── PROVIDED INFORMATION

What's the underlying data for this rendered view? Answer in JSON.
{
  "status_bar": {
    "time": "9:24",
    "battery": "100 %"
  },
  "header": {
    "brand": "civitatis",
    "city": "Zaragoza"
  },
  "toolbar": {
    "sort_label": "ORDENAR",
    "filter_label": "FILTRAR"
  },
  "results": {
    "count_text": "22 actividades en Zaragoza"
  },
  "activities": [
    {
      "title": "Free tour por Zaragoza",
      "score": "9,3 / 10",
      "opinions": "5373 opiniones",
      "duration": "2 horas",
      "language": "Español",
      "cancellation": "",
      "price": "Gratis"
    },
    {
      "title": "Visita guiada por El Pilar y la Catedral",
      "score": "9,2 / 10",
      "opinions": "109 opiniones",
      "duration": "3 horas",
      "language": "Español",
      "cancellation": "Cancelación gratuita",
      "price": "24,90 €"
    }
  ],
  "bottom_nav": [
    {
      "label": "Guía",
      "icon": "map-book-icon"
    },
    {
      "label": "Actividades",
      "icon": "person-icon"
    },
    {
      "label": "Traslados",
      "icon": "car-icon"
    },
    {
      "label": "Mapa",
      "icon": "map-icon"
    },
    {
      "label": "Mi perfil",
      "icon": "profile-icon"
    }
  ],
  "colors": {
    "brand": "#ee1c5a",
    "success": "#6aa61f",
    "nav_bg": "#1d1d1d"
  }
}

────

Copy out the whole listing, exactly as written.

— TASK SOLUTION —
What's the underlying data for this rendered view? Answer in JSON.
{
  "status_bar": {
    "time": "9:24",
    "battery": "100 %"
  },
  "header": {
    "brand": "civitatis",
    "city": "Zaragoza"
  },
  "toolbar": {
    "sort_label": "ORDENAR",
    "filter_label": "FILTRAR"
  },
  "results": {
    "count_text": "22 actividades en Zaragoza"
  },
  "activities": [
    {
      "title": "Free tour por Zaragoza",
      "score": "9,3 / 10",
      "opinions": "5373 opiniones",
      "duration": "2 horas",
      "language": "Español",
      "cancellation": "",
      "price": "Gratis"
    },
    {
      "title": "Visita guiada por El Pilar y la Catedral",
      "score": "9,2 / 10",
      "opinions": "109 opiniones",
      "duration": "3 horas",
      "language": "Español",
      "cancellation": "Cancelación gratuita",
      "price": "24,90 €"
    }
  ],
  "bottom_nav": [
    {
      "label": "Guía",
      "icon": "map-book-icon"
    },
    {
      "label": "Actividades",
      "icon": "person-icon"
    },
    {
      "label": "Traslados",
      "icon": "car-icon"
    },
    {
      "label": "Mapa",
      "icon": "map-icon"
    },
    {
      "label": "Mi perfil",
      "icon": "profile-icon"
    }
  ],
  "colors": {
    "brand": "#ee1c5a",
    "success": "#6aa61f",
    "nav_bg": "#1d1d1d"
  }
}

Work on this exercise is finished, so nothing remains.